▶ [Annotated element entries]:
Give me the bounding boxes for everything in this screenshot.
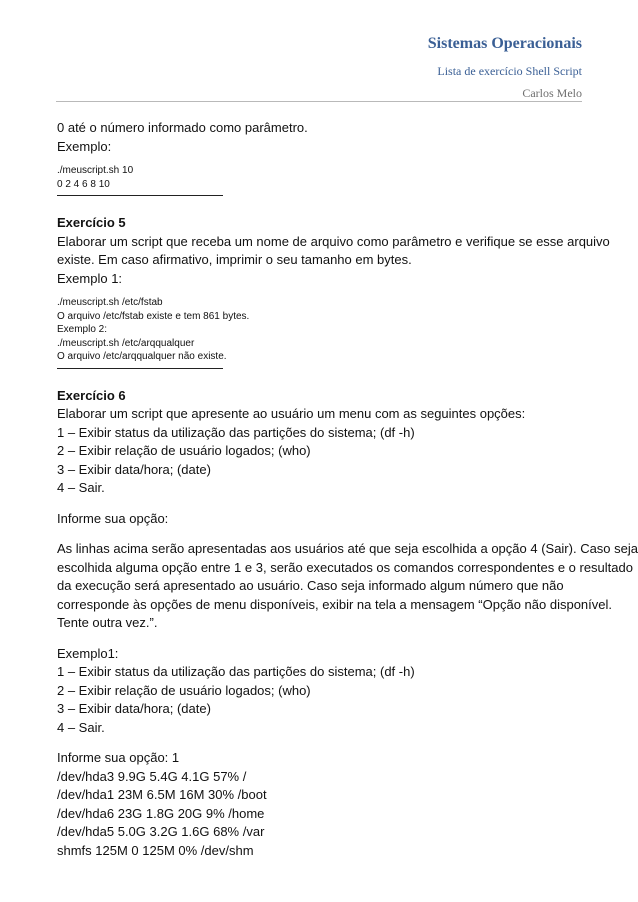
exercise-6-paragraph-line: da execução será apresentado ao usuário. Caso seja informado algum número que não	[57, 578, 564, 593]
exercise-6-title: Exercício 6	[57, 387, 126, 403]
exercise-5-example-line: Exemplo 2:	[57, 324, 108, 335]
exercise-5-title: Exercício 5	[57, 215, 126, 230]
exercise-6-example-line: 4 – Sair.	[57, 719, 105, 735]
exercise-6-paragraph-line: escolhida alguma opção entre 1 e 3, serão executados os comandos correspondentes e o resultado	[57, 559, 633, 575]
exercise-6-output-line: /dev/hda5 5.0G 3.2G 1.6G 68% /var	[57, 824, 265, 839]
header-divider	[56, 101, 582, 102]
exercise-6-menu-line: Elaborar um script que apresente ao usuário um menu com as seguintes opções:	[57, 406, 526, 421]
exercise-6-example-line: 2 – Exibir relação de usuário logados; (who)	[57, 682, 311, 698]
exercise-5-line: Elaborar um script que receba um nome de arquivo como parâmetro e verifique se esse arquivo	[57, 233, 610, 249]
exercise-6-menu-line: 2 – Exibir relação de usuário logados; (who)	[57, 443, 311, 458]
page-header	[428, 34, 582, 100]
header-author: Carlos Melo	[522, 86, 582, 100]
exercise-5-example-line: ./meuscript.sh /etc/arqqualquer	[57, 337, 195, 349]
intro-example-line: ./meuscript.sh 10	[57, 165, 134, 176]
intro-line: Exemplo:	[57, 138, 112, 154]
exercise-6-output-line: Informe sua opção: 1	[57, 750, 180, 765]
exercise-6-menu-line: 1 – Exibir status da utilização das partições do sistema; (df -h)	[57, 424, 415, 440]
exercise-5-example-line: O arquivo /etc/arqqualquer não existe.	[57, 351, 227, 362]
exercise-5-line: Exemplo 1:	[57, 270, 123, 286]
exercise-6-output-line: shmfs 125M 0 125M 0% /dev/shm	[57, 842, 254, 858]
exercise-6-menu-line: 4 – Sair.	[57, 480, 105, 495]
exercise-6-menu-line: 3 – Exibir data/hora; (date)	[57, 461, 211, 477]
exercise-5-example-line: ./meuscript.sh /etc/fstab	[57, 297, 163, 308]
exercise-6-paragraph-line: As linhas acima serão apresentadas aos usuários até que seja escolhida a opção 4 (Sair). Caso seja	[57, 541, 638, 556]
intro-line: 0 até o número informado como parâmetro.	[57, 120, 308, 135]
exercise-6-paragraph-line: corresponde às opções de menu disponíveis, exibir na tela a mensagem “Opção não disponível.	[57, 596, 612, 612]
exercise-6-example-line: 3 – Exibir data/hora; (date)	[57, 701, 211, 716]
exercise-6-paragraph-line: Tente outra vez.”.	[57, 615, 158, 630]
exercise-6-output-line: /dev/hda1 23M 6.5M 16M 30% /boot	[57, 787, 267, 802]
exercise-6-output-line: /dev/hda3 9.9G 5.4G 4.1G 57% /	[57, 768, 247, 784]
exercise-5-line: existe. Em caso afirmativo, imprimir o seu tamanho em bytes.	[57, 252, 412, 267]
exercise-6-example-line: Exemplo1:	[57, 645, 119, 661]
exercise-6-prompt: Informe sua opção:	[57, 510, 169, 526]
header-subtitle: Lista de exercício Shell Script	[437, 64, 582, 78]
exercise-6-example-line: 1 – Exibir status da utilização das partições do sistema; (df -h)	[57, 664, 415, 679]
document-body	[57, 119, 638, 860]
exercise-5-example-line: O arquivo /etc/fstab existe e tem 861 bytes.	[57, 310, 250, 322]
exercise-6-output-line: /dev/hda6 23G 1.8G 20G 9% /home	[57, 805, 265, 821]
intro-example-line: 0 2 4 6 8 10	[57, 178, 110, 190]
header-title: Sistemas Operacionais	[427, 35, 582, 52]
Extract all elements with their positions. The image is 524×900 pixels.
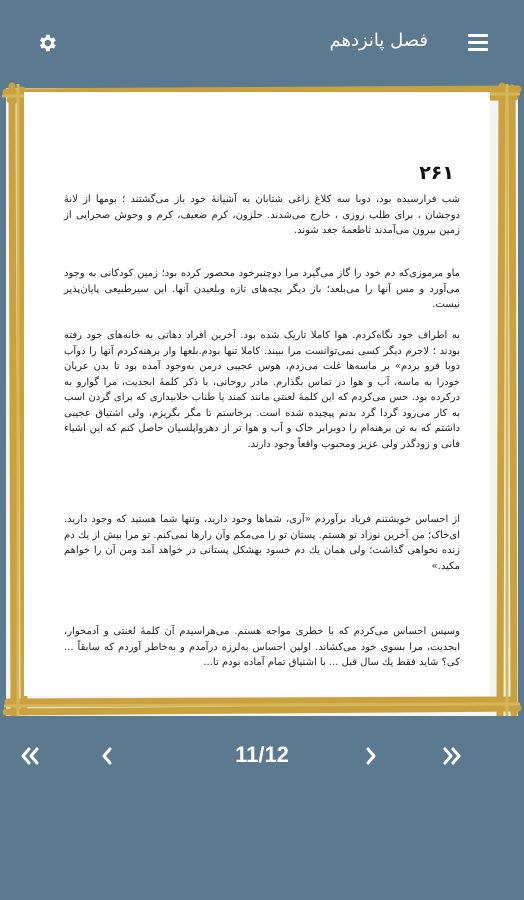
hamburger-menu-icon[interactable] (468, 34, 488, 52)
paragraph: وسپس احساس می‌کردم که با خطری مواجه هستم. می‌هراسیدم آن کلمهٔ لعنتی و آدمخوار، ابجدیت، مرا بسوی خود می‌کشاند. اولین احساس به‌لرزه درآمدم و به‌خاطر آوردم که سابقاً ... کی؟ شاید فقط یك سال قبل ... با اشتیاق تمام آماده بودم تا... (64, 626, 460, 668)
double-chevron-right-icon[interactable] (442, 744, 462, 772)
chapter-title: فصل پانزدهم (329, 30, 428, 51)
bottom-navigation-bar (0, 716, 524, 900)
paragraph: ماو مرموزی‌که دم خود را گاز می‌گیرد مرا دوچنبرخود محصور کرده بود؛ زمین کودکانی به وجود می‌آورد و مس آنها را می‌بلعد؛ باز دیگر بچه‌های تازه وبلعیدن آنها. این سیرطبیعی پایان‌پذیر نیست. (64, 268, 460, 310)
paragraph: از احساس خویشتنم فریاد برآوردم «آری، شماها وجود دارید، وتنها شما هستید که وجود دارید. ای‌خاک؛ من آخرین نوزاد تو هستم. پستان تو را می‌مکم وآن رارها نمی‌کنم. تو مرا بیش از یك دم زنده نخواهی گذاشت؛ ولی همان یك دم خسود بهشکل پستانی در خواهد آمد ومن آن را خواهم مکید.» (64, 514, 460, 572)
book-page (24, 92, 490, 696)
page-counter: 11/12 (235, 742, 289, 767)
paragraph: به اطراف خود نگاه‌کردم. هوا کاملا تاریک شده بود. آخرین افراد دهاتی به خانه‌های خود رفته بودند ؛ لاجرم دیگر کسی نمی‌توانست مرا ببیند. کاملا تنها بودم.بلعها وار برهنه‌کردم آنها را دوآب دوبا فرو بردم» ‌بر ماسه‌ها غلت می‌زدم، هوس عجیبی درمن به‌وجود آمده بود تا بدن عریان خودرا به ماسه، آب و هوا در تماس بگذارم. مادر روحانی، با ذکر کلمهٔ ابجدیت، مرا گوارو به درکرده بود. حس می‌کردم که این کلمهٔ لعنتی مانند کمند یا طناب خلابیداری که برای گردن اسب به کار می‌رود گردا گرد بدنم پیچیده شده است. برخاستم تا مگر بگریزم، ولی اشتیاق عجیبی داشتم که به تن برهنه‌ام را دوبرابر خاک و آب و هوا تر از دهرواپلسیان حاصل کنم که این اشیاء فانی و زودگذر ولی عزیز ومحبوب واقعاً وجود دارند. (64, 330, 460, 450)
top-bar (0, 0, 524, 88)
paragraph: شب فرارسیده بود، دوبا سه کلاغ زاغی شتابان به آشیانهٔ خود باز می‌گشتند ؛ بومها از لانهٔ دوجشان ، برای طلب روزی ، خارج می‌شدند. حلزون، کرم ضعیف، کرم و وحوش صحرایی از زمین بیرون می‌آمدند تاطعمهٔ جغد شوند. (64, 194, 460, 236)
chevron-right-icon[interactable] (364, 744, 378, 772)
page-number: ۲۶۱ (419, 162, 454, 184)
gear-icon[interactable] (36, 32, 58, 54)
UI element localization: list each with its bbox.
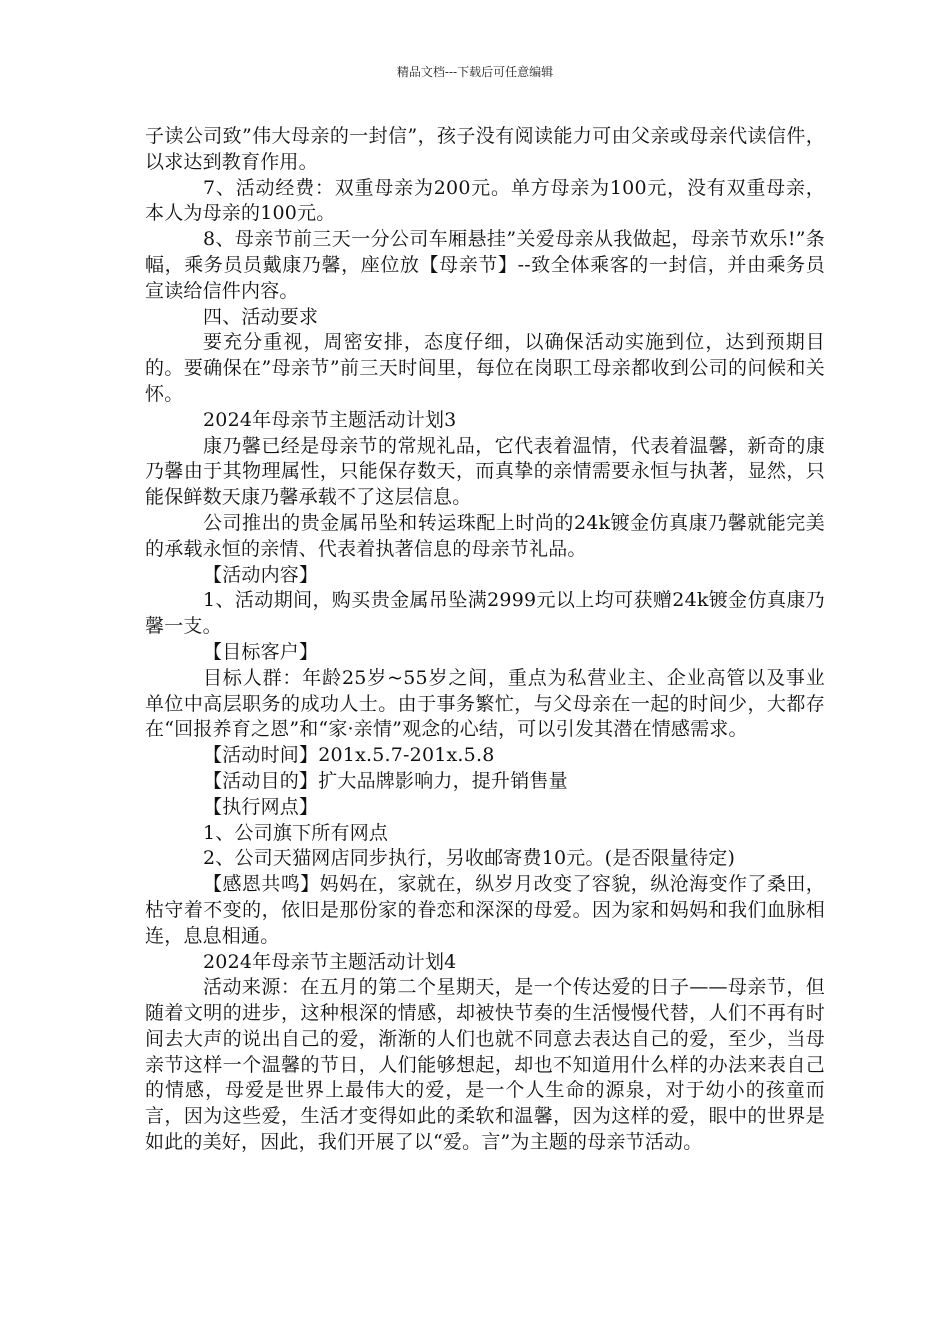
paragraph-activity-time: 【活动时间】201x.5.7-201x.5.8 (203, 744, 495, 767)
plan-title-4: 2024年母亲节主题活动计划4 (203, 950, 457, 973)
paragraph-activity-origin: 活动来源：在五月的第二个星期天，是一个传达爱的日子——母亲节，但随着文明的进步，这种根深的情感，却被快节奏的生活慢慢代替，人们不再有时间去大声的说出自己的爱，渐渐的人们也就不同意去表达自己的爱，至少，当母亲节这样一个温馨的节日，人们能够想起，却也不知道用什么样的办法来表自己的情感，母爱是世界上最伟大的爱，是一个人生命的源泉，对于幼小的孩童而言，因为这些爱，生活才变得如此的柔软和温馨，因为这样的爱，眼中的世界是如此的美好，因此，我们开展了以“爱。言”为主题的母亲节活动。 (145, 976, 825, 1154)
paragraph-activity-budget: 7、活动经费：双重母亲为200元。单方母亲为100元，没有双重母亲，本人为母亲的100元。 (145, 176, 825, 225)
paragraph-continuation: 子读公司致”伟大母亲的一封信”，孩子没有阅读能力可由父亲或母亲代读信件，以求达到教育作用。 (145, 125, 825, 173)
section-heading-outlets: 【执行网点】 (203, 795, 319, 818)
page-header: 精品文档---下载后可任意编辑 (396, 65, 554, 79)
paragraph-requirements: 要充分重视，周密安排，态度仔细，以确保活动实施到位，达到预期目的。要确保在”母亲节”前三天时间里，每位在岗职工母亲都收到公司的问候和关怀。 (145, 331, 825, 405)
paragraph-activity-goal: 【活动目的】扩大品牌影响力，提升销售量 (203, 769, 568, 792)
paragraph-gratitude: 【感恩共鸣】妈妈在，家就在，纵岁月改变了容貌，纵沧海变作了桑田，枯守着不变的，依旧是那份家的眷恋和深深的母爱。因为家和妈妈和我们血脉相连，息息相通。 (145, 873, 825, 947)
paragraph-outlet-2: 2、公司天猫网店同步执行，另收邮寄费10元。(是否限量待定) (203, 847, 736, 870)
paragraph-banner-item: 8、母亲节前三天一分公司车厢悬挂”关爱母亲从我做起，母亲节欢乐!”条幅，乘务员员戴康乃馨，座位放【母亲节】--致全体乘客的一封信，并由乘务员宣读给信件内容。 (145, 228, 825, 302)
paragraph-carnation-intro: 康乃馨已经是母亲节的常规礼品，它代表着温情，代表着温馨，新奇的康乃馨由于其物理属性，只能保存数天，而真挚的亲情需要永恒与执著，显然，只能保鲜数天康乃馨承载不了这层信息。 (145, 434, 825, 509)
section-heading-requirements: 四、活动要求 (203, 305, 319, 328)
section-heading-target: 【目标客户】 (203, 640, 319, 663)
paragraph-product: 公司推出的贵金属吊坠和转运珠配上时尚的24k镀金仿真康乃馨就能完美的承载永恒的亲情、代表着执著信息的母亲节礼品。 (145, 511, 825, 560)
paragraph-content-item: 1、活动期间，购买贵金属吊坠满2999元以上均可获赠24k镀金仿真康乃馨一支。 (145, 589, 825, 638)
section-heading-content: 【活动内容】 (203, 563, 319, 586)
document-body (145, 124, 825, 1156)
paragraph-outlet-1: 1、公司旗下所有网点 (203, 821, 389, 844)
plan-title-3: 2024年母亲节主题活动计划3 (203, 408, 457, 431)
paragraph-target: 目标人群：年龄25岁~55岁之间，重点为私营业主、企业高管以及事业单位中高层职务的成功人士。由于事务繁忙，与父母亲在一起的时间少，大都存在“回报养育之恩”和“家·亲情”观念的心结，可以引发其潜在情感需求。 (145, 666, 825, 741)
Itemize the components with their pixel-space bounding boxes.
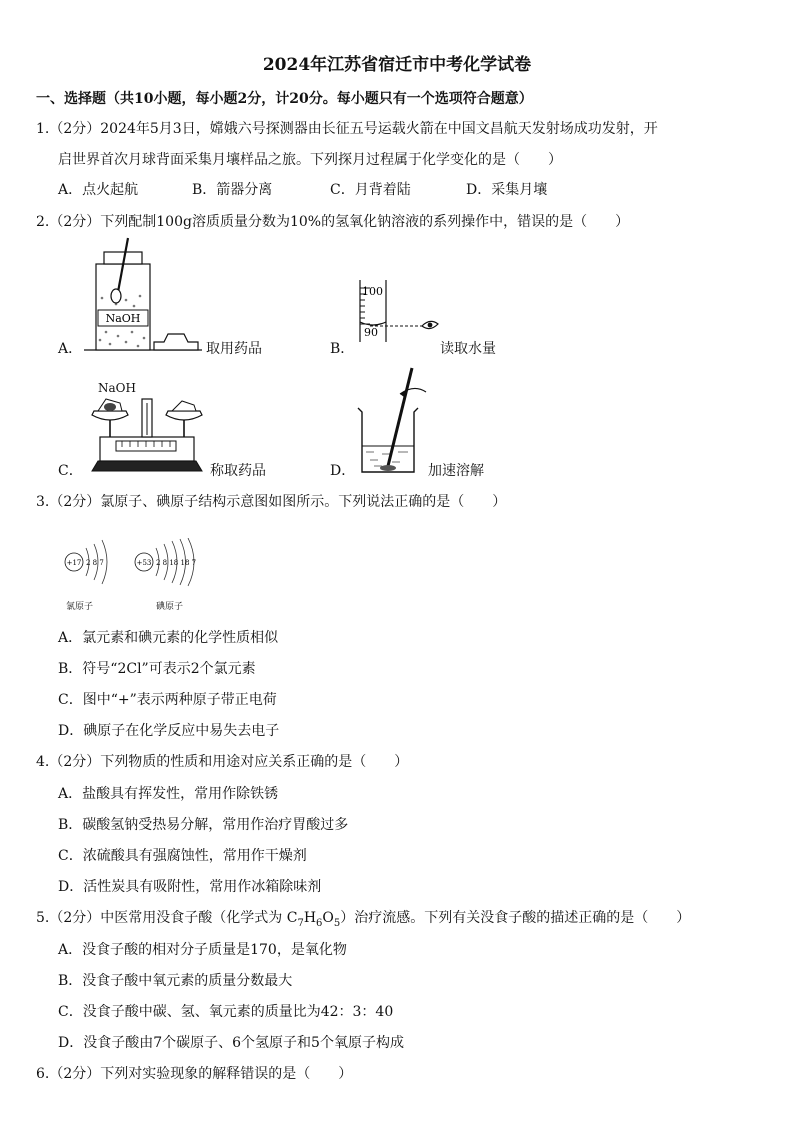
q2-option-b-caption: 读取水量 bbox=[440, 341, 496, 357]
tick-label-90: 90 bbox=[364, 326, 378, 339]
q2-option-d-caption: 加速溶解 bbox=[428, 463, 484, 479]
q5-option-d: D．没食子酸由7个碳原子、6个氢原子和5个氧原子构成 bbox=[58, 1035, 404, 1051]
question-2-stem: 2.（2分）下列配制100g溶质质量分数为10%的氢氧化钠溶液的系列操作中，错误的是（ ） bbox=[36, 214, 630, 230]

▶ [Given request]: Copy out every line of the listing from the line containing "exercise-6-paragraph-line: da execução" down through the line containing "34, 582, 100]", including both of those lines.

▶ [Exercise response]:
exercise-6-paragraph-line: da execução será apresentado ao usuário. Caso seja informado algum número que não	[57, 578, 564, 593]
exercise-6-title: Exercício 6	[57, 387, 126, 403]
exercise-5-example-line: Exemplo 2:	[57, 324, 108, 335]
exercise-5-title: Exercício 5	[57, 215, 126, 230]
exercise-6-example-line: 4 – Sair.	[57, 719, 105, 735]
exercise-6-paragraph-line: escolhida alguma opção entre 1 e 3, serão executados os comandos correspondentes e o resultado	[57, 559, 633, 575]
exercise-6-output-line: /dev/hda5 5.0G 3.2G 1.6G 68% /var	[57, 824, 265, 839]
header-divider	[56, 101, 582, 102]
exercise-6-menu-line: Elaborar um script que apresente ao usuário um menu com as seguintes opções:	[57, 406, 526, 421]
exercise-6-example-line: 2 – Exibir relação de usuário logados; (who)	[57, 682, 311, 698]
exercise-5-line: Elaborar um script que receba um nome de arquivo como parâmetro e verifique se esse arquivo	[57, 233, 610, 249]
exercise-6-menu-line: 2 – Exibir relação de usuário logados; (who)	[57, 443, 311, 458]
page-header	[428, 34, 582, 100]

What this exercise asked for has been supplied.